#### [What you will do]
Please reproduce verbatim the stretch of the material from the line containing "damping-curve [286,361,443,418]" through the line containing "x-tick-label: -1.5 [87,565,99,572]", including both of those lines.

#### [Records for this exercise]
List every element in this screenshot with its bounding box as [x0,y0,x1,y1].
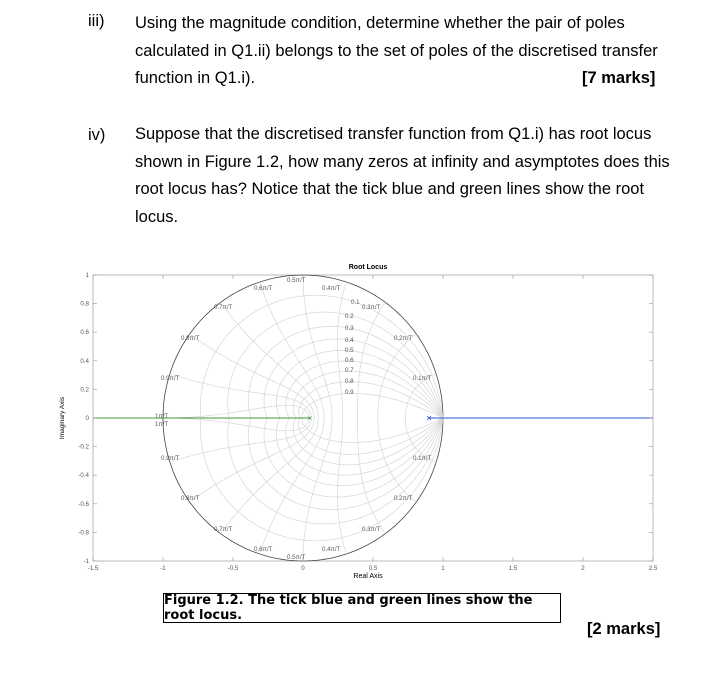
damping-curve [286,361,443,418]
question-iii-line: function in Q1.i). [135,69,256,87]
question-iv-line: root locus has? Notice that the tick blue and green lines show the root [135,180,645,198]
damping-curve [228,312,443,418]
y-tick-label: 0.2 [80,386,89,394]
question-iv-marks: [2 marks] [587,620,661,638]
damping-curve [200,418,443,541]
x-tick-label: 2.5 [648,565,658,572]
y-tick-label: -0.2 [78,443,89,451]
x-tick-label: 2 [581,565,585,572]
x-tick-label: 1 [441,565,445,572]
damping-curve [228,418,443,524]
question-iii-marks: [7 marks] [582,69,656,87]
damping-label: 0.6 [345,357,354,364]
frequency-label: 0.8π/T [181,335,200,342]
x-tick-label: 1.5 [508,565,518,572]
frequency-label: 0.2π/T [394,335,413,342]
frequency-label: 0.3π/T [362,526,381,533]
damping-label: 0.8 [345,378,354,385]
question-iv-line: shown in Figure 1.2, how many zeros at infinity and asymptotes does this [135,152,670,171]
frequency-label: 0.3π/T [362,304,381,311]
damping-curve [299,382,443,418]
damping-curve [302,394,443,419]
frequency-label: 0.5π/T [287,554,306,561]
damping-label: 0.4 [345,337,354,344]
damping-label: 0.7 [345,367,354,374]
y-tick-label: 0 [85,415,89,422]
y-tick-label: -0.6 [78,500,89,508]
frequency-label: 0.4π/T [322,285,341,292]
x-tick-label: 0.5 [368,565,378,572]
question-iv-line: locus. [135,207,179,226]
damping-curve [299,418,443,454]
frequency-curve [358,418,386,534]
x-tick-label: -1.5 [87,565,99,572]
damping-label: 0.9 [345,389,354,396]
frequency-label: 0.8π/T [181,495,200,502]
figure-caption: Figure 1.2. The tick blue and green lines show the root locus. [164,593,533,623]
frequency-label: 0.6π/T [254,285,273,292]
question-iii-line: Using the magnitude condition, determine whether the pair of poles [135,14,625,32]
frequency-label: 1π/T [155,421,169,428]
damping-label: 0.3 [345,325,354,332]
frequency-label: 0.5π/T [287,277,306,284]
frequency-label: 0.1π/T [413,375,432,382]
damping-curve [200,295,443,418]
x-tick-label: -1 [160,565,166,572]
y-tick-label: -1 [83,558,89,565]
x-axis-label: Real Axis [353,573,383,580]
y-tick-label: 0.8 [80,300,89,308]
locus-series [93,416,653,420]
y-tick-label: 0.6 [80,329,89,337]
frequency-curve [358,302,386,418]
y-tick-label: 1 [85,272,89,279]
frequency-label: 1π/T [155,413,169,420]
y-tick-label: 0.4 [80,357,89,365]
damping-label: 0.5 [345,347,354,354]
frequency-curve [163,418,309,431]
frequency-label: 0.7π/T [214,304,233,311]
frequency-label: 0.2π/T [394,495,413,502]
frequency-label: 0.9π/T [161,455,180,462]
frequency-label: 0.9π/T [161,375,180,382]
frequency-label: 0.7π/T [214,526,233,533]
frequency-curve [190,334,315,418]
question-iv-line: Suppose that the discretised transfer function from Q1.i) has root locus [135,125,652,143]
frequency-label: 0.6π/T [254,546,273,553]
frequency-curve [163,405,309,418]
question-iii-line: calculated in Q1.ii) belongs to the set of poles of the discretised transfer [135,41,658,60]
frequency-label: 0.1π/T [413,455,432,462]
question-iii-number: iii) [88,12,105,30]
chart-title: Root Locus [348,264,388,271]
damping-label: 0.1 [351,299,360,306]
y-tick-label: -0.8 [78,529,89,537]
damping-curve [248,418,443,510]
damping-label: 0.2 [345,313,354,320]
y-tick-label: -0.4 [78,472,89,480]
damping-curve [286,418,443,475]
figure-caption-box [163,593,561,623]
frequency-label: 0.4π/T [322,546,341,553]
x-tick-label: 0 [301,565,305,572]
x-tick-label: -0.5 [227,565,239,572]
damping-curve [302,418,443,443]
question-iv-number: iv) [88,126,106,144]
y-axis-label: Imaginary Axis [59,396,66,440]
frequency-curve [190,418,315,502]
frequency-curve [338,418,347,554]
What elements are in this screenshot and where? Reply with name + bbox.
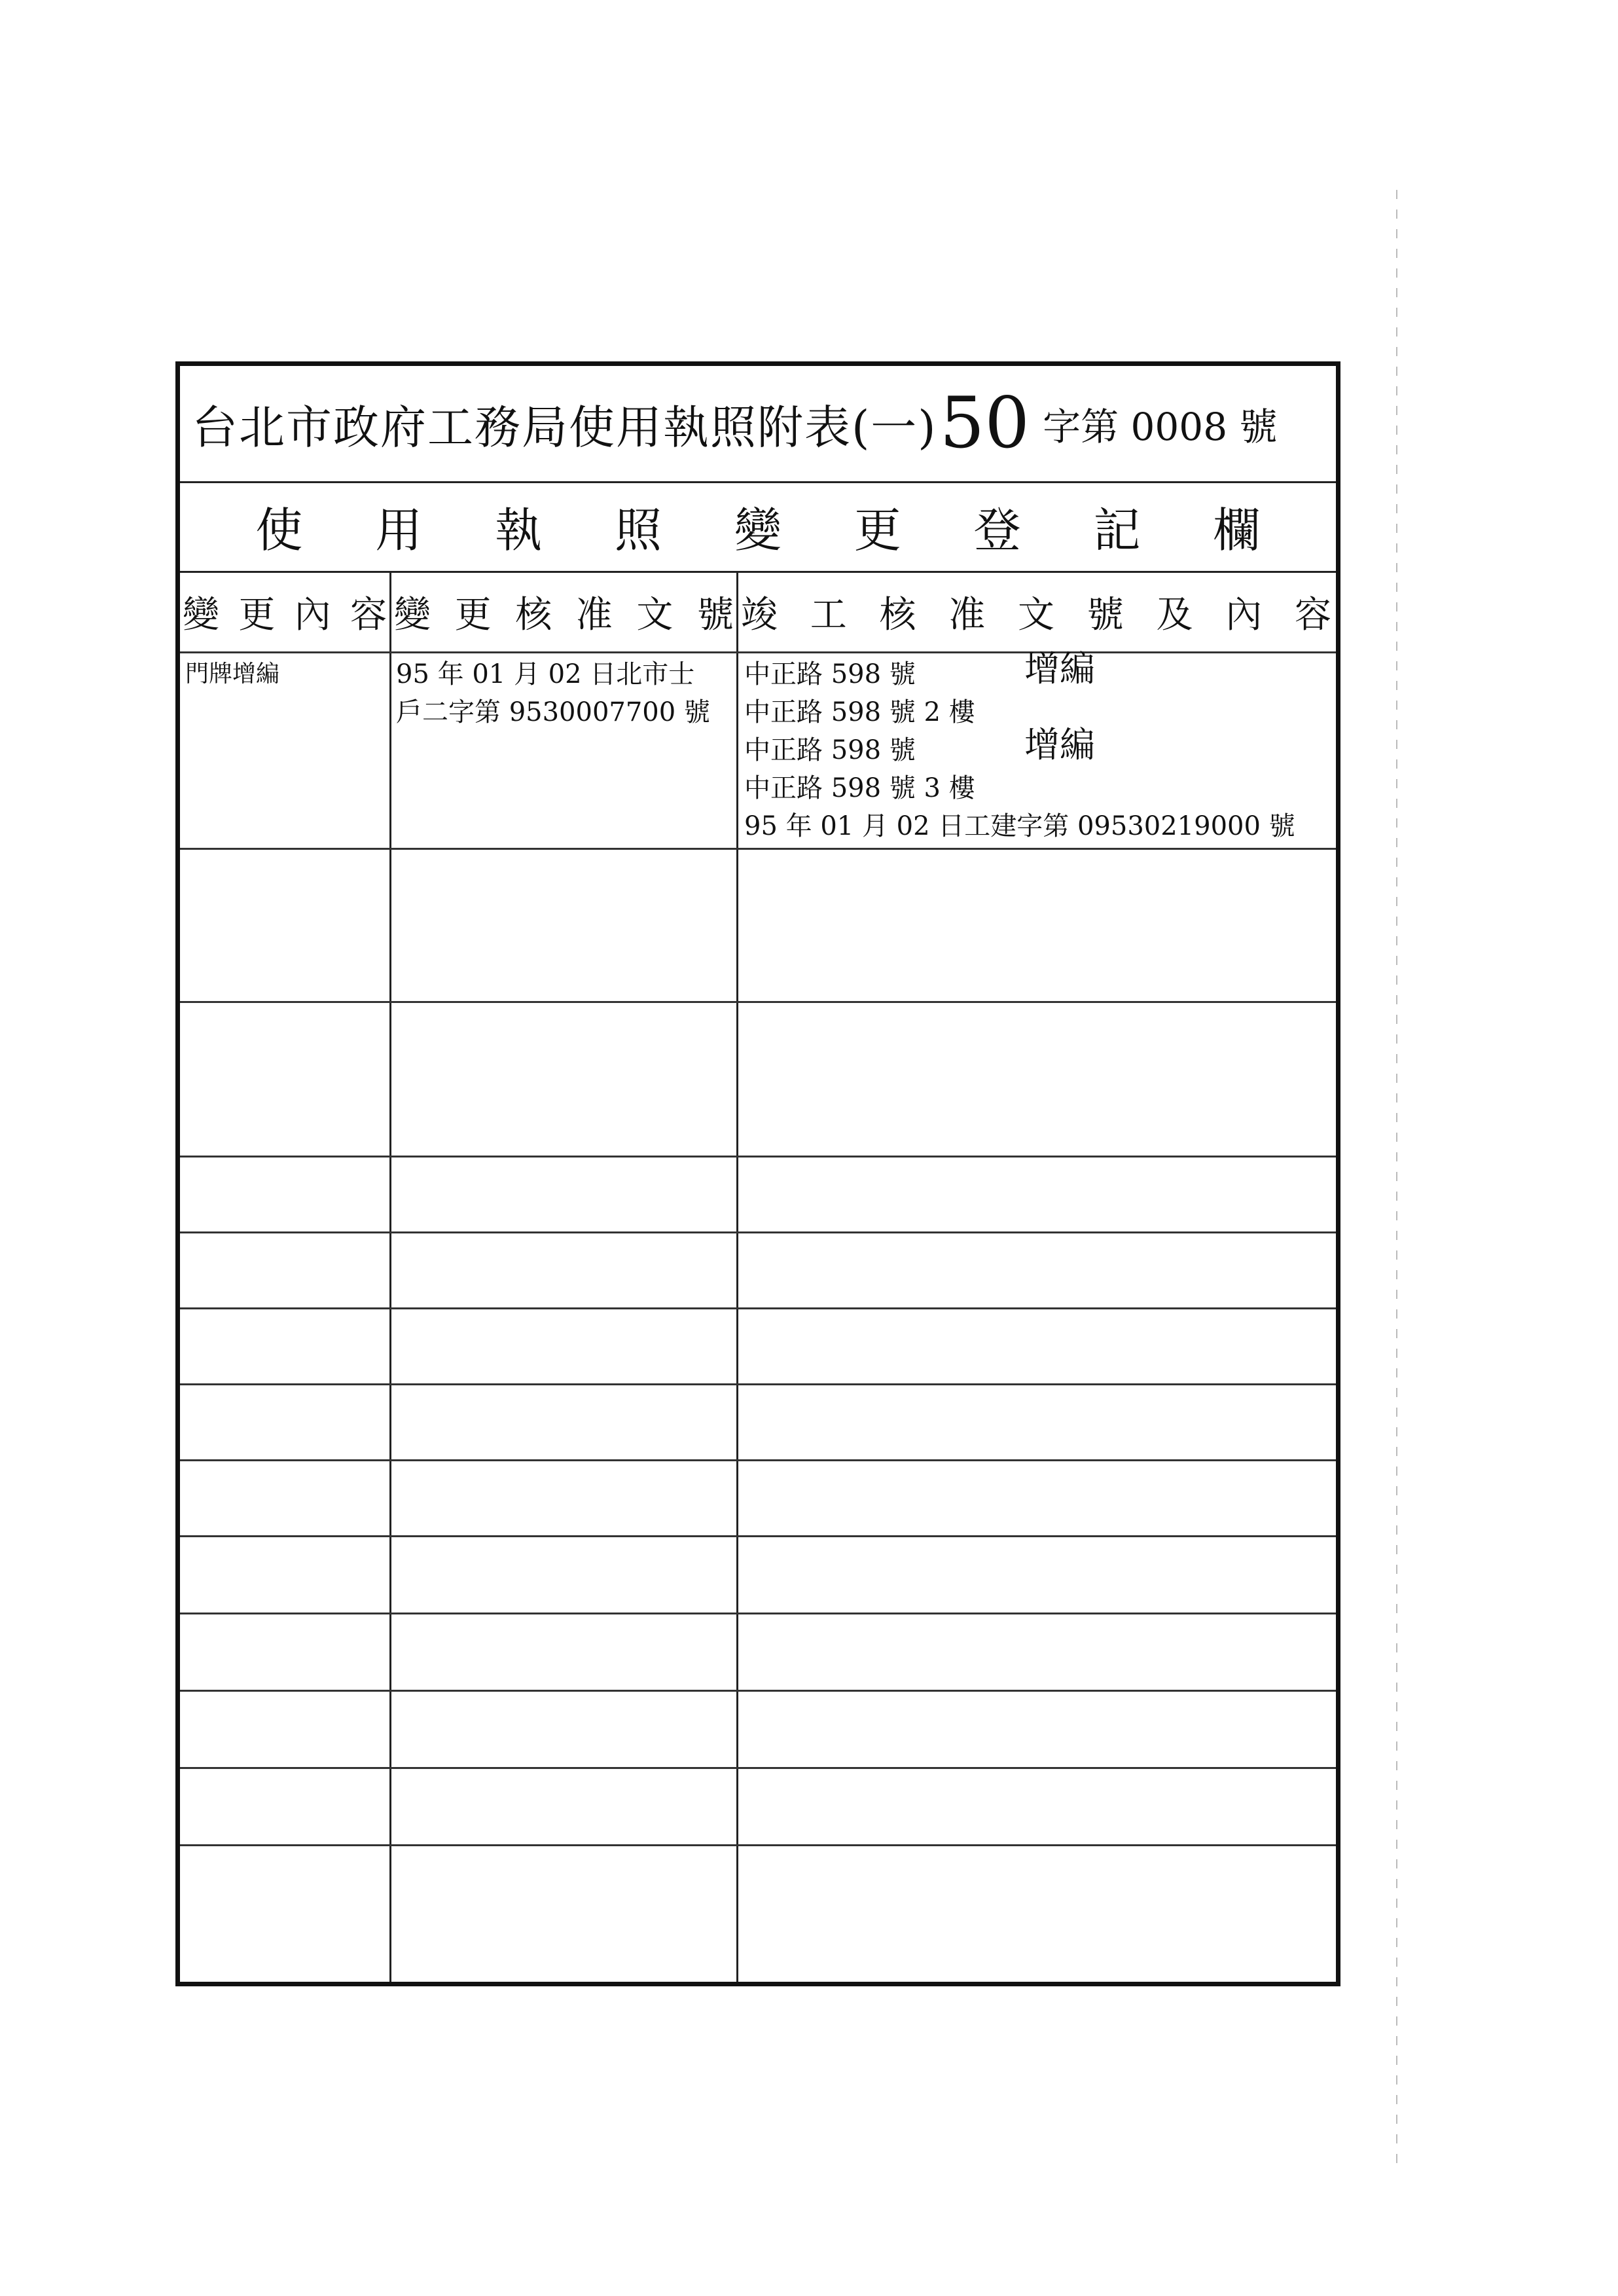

#### [Result of the exercise]
damping-curve [286,361,443,418]
question-iii-line: function in Q1.i). [135,69,256,87]
question-iv-line: root locus has? Notice that the tick blue and green lines show the root [135,180,645,198]
damping-curve [228,312,443,418]
y-tick-label: 0.2 [80,386,89,394]
question-iv-marks: [2 marks] [587,620,661,638]
damping-curve [200,418,443,541]
x-tick-label: 2.5 [648,565,658,572]
y-tick-label: -0.2 [78,443,89,451]
x-tick-label: 2 [581,565,585,572]
x-tick-label: 1 [441,565,445,572]
damping-curve [228,418,443,524]
question-iii-marks: [7 marks] [582,69,656,87]
damping-label: 0.6 [345,357,354,364]
frequency-label: 0.8π/T [181,335,200,342]
x-tick-label: 1.5 [508,565,518,572]
frequency-label: 0.2π/T [394,335,413,342]
frequency-label: 0.3π/T [362,526,381,533]
damping-label: 0.8 [345,378,354,385]
question-iv-line: shown in Figure 1.2, how many zeros at infinity and asymptotes does this [135,152,670,171]
frequency-label: 0.3π/T [362,304,381,311]
damping-curve [299,382,443,418]
damping-curve [302,394,443,419]
frequency-label: 0.5π/T [287,554,306,561]
damping-label: 0.4 [345,337,354,344]
damping-label: 0.7 [345,367,354,374]
y-tick-label: 0 [85,415,89,422]
y-tick-label: -0.6 [78,500,89,508]
frequency-label: 0.4π/T [322,285,341,292]
x-tick-label: 0.5 [368,565,378,572]
question-iv-line: locus. [135,207,179,226]
damping-curve [299,418,443,454]
frequency-curve [358,418,386,534]
x-tick-label: -1.5 [87,565,99,572]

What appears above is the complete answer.